What to produce
Copy out each line that includes the word "нарушение".

Records for this exercise
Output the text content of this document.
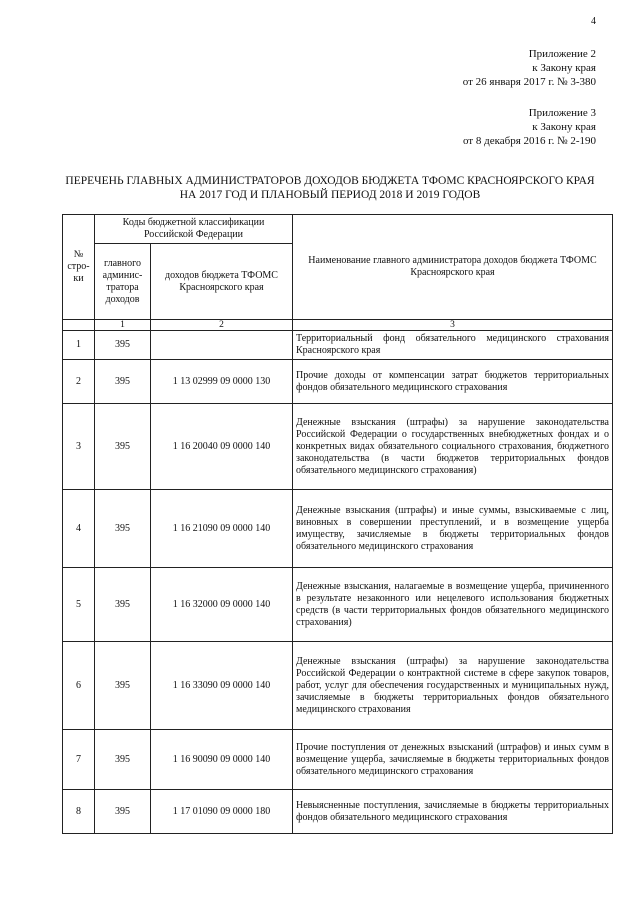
4
Приложение 2
к Закону края
от 26 января 2017 г. № 3-380
Приложение 3
к Закону края
от 8 декабря 2016 г. № 2-190
ПЕРЕЧЕНЬ ГЛАВНЫХ АДМИНИСТРАТОРОВ ДОХОДОВ БЮДЖЕТА ТФОМС КРАСНОЯРСКОГО КРАЯ
НА 2017 ГОД И ПЛАНОВЫЙ ПЕРИОД 2018 И 2019 ГОДОВ
№ стро-ки	Коды бюджетной классификации Российской Федерации		Наименование главного администратора доходов бюджета ТФОМС Красноярского края
	главного админис-тратора доходов	доходов бюджета ТФОМС Красноярского края	
	1	2	3
1	395		Территориальный фонд обязательного медицинского страхования Красноярского края
2	395	1 13 02999 09 0000 130	Прочие доходы от компенсации затрат бюджетов территориальных фондов обязательного медицинского страхования
3	395	1 16 20040 09 0000 140	Денежные взыскания (штрафы) за нарушение законодательства Российской Федерации о государственных внебюджетных фондах и о конкретных видах обязательного социального страхования, бюджетного законодательства (в части бюджетов территориальных фондов обязательного медицинского страхования)
4	395	1 16 21090 09 0000 140	Денежные взыскания (штрафы) и иные суммы, взыскиваемые с лиц, виновных в совершении преступлений, и в возмещение ущерба имуществу, зачисляемые в бюджеты территориальных фондов обязательного медицинского страхования
5	395	1 16 32000 09 0000 140	Денежные взыскания, налагаемые в возмещение ущерба, причиненного в результате незаконного или нецелевого использования бюджетных средств (в части территориальных фондов обязательного медицинского страхования)
6	395	1 16 33090 09 0000 140	Денежные взыскания (штрафы) за нарушение законодательства Российской Федерации о контрактной системе в сфере закупок товаров, работ, услуг для обеспечения государственных и муниципальных нужд, зачисляемые в бюджеты территориальных фондов обязательного медицинского страхования
7	395	1 16 90090 09 0000 140	Прочие поступления от денежных взысканий (штрафов) и иных сумм в возмещение ущерба, зачисляемые в бюджеты территориальных фондов обязательного медицинского страхования
8	395	1 17 01090 09 0000 180	Невыясненные поступления, зачисляемые в бюджеты территориальных фондов обязательного медицинского страхования
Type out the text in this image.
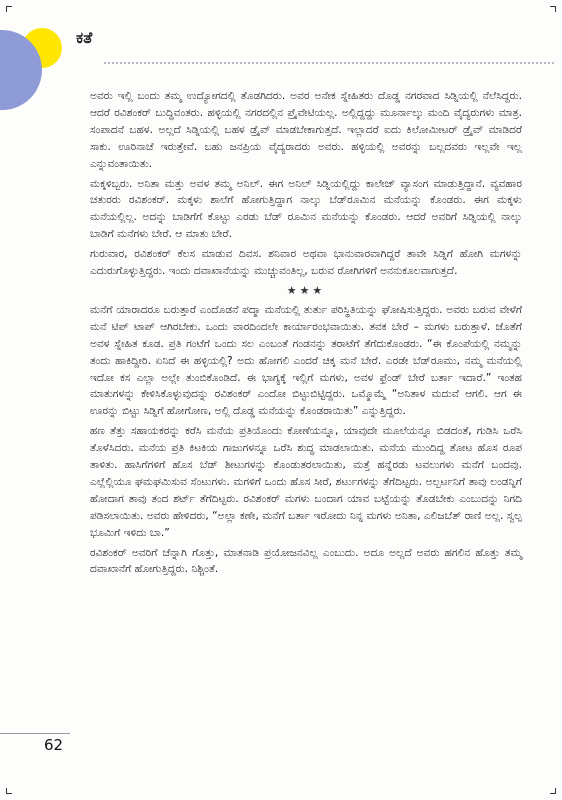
ಕತೆ

ಅವರು ಇಲ್ಲಿ ಬಂದು ತಮ್ಮ ಉದ್ಯೋಗದಲ್ಲಿ ತೊಡಗಿದರು. ಅವರ ಅನೇಕ ಸ್ನೇಹಿತರು ದೊಡ್ಡ ನಗರವಾದ ಸಿಡ್ನಿಯಲ್ಲಿ ನೆಲೆಸಿದ್ದರು. ಆದರೆ ರವಿಶಂಕರ್ ಬುದ್ಧಿವಂತರು. ಹಳ್ಳಿಯಲ್ಲಿ ನಗರದಲ್ಲಿನ ಪ್ರೈವೇಟಿಯಲ್ಲ. ಅಲ್ಲಿದ್ದದ್ದು ಮೂರ್ನಾಲ್ಕು ಮಂದಿ ವೈದ್ಯರುಗಳು ಮಾತ್ರ. ಸಂಪಾದನೆ ಬಹಳ. ಅಲ್ಲದೆ ಸಿಡ್ನಿಯಲ್ಲಿ ಬಹಳ ಡ್ರೈವ್ ಮಾಡಬೇಕಾಗುತ್ತದೆ. ಇಲ್ಲಾದರೆ ಐದು ಕಿಲೋಮೀಟರ್ ಡ್ರೈವ್ ಮಾಡಿದರೆ ಸಾಕು. ಊರಿನಾಚೆ ಇರುತ್ತೇವೆ. ಬಹು ಜನಪ್ರಿಯ ವೈದ್ಯರಾದರು ಅವರು. ಹಳ್ಳಿಯಲ್ಲಿ ಅವರನ್ನು ಬಲ್ಲದವರು ಇಲ್ಲವೇ ಇಲ್ಲ ಎನ್ನುವಂತಾಯಿತು.

ಮಕ್ಕಳಿಬ್ಬರು. ಅನಿತಾ ಮತ್ತು ಅವಳ ತಮ್ಮ ಅನಿಲ್. ಈಗ ಅನಿಲ್ ಸಿಡ್ನಿಯಲ್ಲಿದ್ದು ಕಾಲೇಜ್ ವ್ಯಾಸಂಗ ಮಾಡುತ್ತಿದ್ದಾನೆ. ವ್ಯವಹಾರ ಚತುರರು ರವಿಶಂಕರ್. ಮಕ್ಕಳು ಶಾಲೆಗೆ ಹೋಗುತ್ತಿದ್ದಾಗ ನಾಲ್ಕು ಬೆಡ್‌ರೂಮಿನ ಮನೆಯನ್ನು ಕೊಂಡರು. ಈಗ ಮಕ್ಕಳು ಮನೆಯಲ್ಲಿಲ್ಲ. ಅದನ್ನು ಬಾಡಿಗೆಗೆ ಕೊಟ್ಟು ಎರಡು ಬೆಡ್ ರೂಮಿನ ಮನೆಯನ್ನು ಕೊಂಡರು. ಆದರೆ ಅವರಿಗೆ ಸಿಡ್ನಿಯಲ್ಲಿ ನಾಲ್ಕು ಬಾಡಿಗೆ ಮನೆಗಳು ಬೇರೆ. ಆ ಮಾತು ಬೇರೆ.

ಗುರುವಾರ, ರವಿಶಂಕರ್ ಕೆಲಸ ಮಾಡುವ ದಿವಸ. ಶನಿವಾರ ಅಥವಾ ಭಾನುವಾರವಾಗಿದ್ದರೆ ತಾವೇ ಸಿಡ್ನಿಗೆ ಹೋಗಿ ಮಗಳನ್ನು ಎದುರುಗೊಳ್ಳುತ್ತಿದ್ದರು. ಇಂದು ದವಾಖಾನೆಯನ್ನು ಮುಚ್ಚುವಂತಿಲ್ಲ, ಬರುವ ರೋಗಿಗಳಿಗೆ ಅನನುಕೂಲವಾಗುತ್ತದೆ.

★★★

ಮನೆಗೆ ಯಾರಾದರೂ ಬರುತ್ತಾರೆ ಎಂದೊಡನೆ ಪದ್ಮಾ ಮನೆಯಲ್ಲಿ ತುರ್ತು ಪರಿಸ್ಥಿತಿಯನ್ನು ಘೋಷಿಸುತ್ತಿದ್ದರು. ಅವರು ಬರುವ ವೇಳೆಗೆ ಮನೆ ಟಿಪ್ ಟಾಪ್ ಆಗಿರಬೇಕು. ಒಂದು ವಾರದಿಂದಲೇ ಕಾರ್ಯಾರಂಭವಾಯಿತು. ತವಕ ಬೇರೆ – ಮಗಳು ಬರುತ್ತಾಳೆ. ಜೊತೆಗೆ ಅವಳ ಸ್ನೇಹಿತ ಕೂಡ. ಪ್ರತಿ ಗಂಟೆಗೆ ಒಂದು ಸಲ ಎಂಬಂತೆ ಗಂಡನನ್ನು ತರಾಟೆಗೆ ತೆಗೆದುಕೊಂಡರು. “ಈ ಕೊಂಪೆಯಲ್ಲಿ ನಮ್ಮನ್ನು ತಂದು ಹಾಕಿದ್ದೀರಿ. ಏನಿದೆ ಈ ಹಳ್ಳಿಯಲ್ಲಿ? ಅದು ಹೋಗಲಿ ಎಂದರೆ ಚಿಕ್ಕ ಮನೆ ಬೇರೆ. ಎರಡೇ ಬೆಡ್‌ರೂಮು, ನಮ್ಮ ಮನೆಯಲ್ಲಿ ಇದೋ ಕಸ ಎಲ್ಲಾ ಅಲ್ಲೇ ತುಂಬಿಕೊಂಡಿದೆ. ಈ ಭಾಗ್ಯಕ್ಕೆ ಇಲ್ಲಿಗೆ ಮಗಳು, ಅವಳ ಫ್ರೆಂಡ್ ಬೇರೆ ಬರ್ತಾ ಇದಾರೆ.” ಇಂತಹ ಮಾತುಗಳನ್ನು ಕೇಳಿಸಿಕೊಳ್ಳುವುದನ್ನು ರವಿಶಂಕರ್ ಎಂದೋ ಬಿಟ್ಟುಬಿಟ್ಟಿದ್ದರು. ಒಮ್ಮೊಮ್ಮೆ “ಅನಿತಾಳ ಮದುವೆ ಆಗಲಿ. ಆಗ ಈ ಊರನ್ನು ಬಿಟ್ಟು ಸಿಡ್ನಿಗೆ ಹೋಗೋಣ, ಅಲ್ಲಿ ದೊಡ್ಡ ಮನೆಯನ್ನು ಕೊಂಡರಾಯಿತು” ಎನ್ನುತ್ತಿದ್ದರು.

ಹಣ ತೆತ್ತು ಸಹಾಯಕರನ್ನು ಕರೆಸಿ ಮನೆಯ ಪ್ರತಿಯೊಂದು ಕೋಣೆಯನ್ನೂ, ಯಾವುದೇ ಮೂಲೆಯನ್ನೂ ಬಿಡದಂತೆ, ಗುಡಿಸಿ ಒರೆಸಿ ತೊಳೆಸಿದರು. ಮನೆಯ ಪ್ರತಿ ಕಿಟಕಿಯ ಗಾಜುಗಳನ್ನೂ ಒರೆಸಿ ಶುದ್ಧ ಮಾಡಲಾಯಿತು. ಮನೆಯ ಮುಂದಿದ್ದ ತೋಟ ಹೊಸ ರೂಪ ತಾಳಿತು. ಹಾಸಿಗೆಗಳಿಗೆ ಹೊಸ ಬೆಡ್ ಶೀಟುಗಳನ್ನು ಕೊಂಡುತರಲಾಯಿತು, ಮತ್ತೆ ಹನ್ನೆರಡು ಟವಲುಗಳು ಮನೆಗೆ ಬಂದವು. ಎಲ್ಲೆಲ್ಲಿಯೂ ಘಮಘಮಿಸುವ ಸೆಂಟುಗಳು. ಮಗಳಿಗೆ ಒಂದು ಹೊಸ ಸೀರೆ, ಶರ್ಟುಗಳನ್ನು ತೆಗೆದಿಟ್ಟರು. ಅಲ್ಬರ್ಟನಿಗೆ ತಾವು ಲಂಡನ್ನಿಗೆ ಹೋದಾಗ ತಾವು ತಂದ ಶರ್ಟ್ ತೆಗೆದಿಟ್ಟರು. ರವಿಶಂಕರ್ ಮಗಳು ಬಂದಾಗ ಯಾವ ಬಟ್ಟೆಯನ್ನು ತೊಡಬೇಕು ಎಂಬುದನ್ನು ನಿಗದಿ ಪಡಿಸಲಾಯಿತು. ಅವರು ಹೇಳಿದರು, “ಅಲ್ಲಾ ಕಣೇ, ಮನೆಗೆ ಬರ್ತಾ ಇರೋದು ನಿನ್ನ ಮಗಳು ಅನಿತಾ, ಎಲಿಜಬೆತ್ ರಾಣಿ ಅಲ್ಲ. ಸ್ವಲ್ಪ ಭೂಮಿಗೆ ಇಳಿದು ಬಾ.”

ರವಿಶಂಕರ್ ಅವರಿಗೆ ಚೆನ್ನಾಗಿ ಗೊತ್ತು, ಮಾತನಾಡಿ ಪ್ರಯೋಜನವಿಲ್ಲ ಎಂಬುದು. ಅದೂ ಅಲ್ಲದೆ ಅವರು ಹಗಲಿನ ಹೊತ್ತು ತಮ್ಮ ದವಾಖಾನೆಗೆ ಹೋಗುತ್ತಿದ್ದರು. ನಿಶ್ಚಿಂತೆ.

62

Result below
3	395	1 16 20040 09 0000 140	Денежные взыскания (штрафы) за нарушение законодательства Российской Федерации о государственных внебюджетных фондах и о конкретных видах обязательного социального страхования, бюджетного законодательства (в части бюджетов территориальных фондов обязательного медицинского страхования)
6	395	1 16 33090 09 0000 140	Денежные взыскания (штрафы) за нарушение законодательства Российской Федерации о контрактной системе в сфере закупок товаров, работ, услуг для обеспечения государственных и муниципальных нужд, зачисляемые в бюджеты территориальных фондов обязательного медицинского страхования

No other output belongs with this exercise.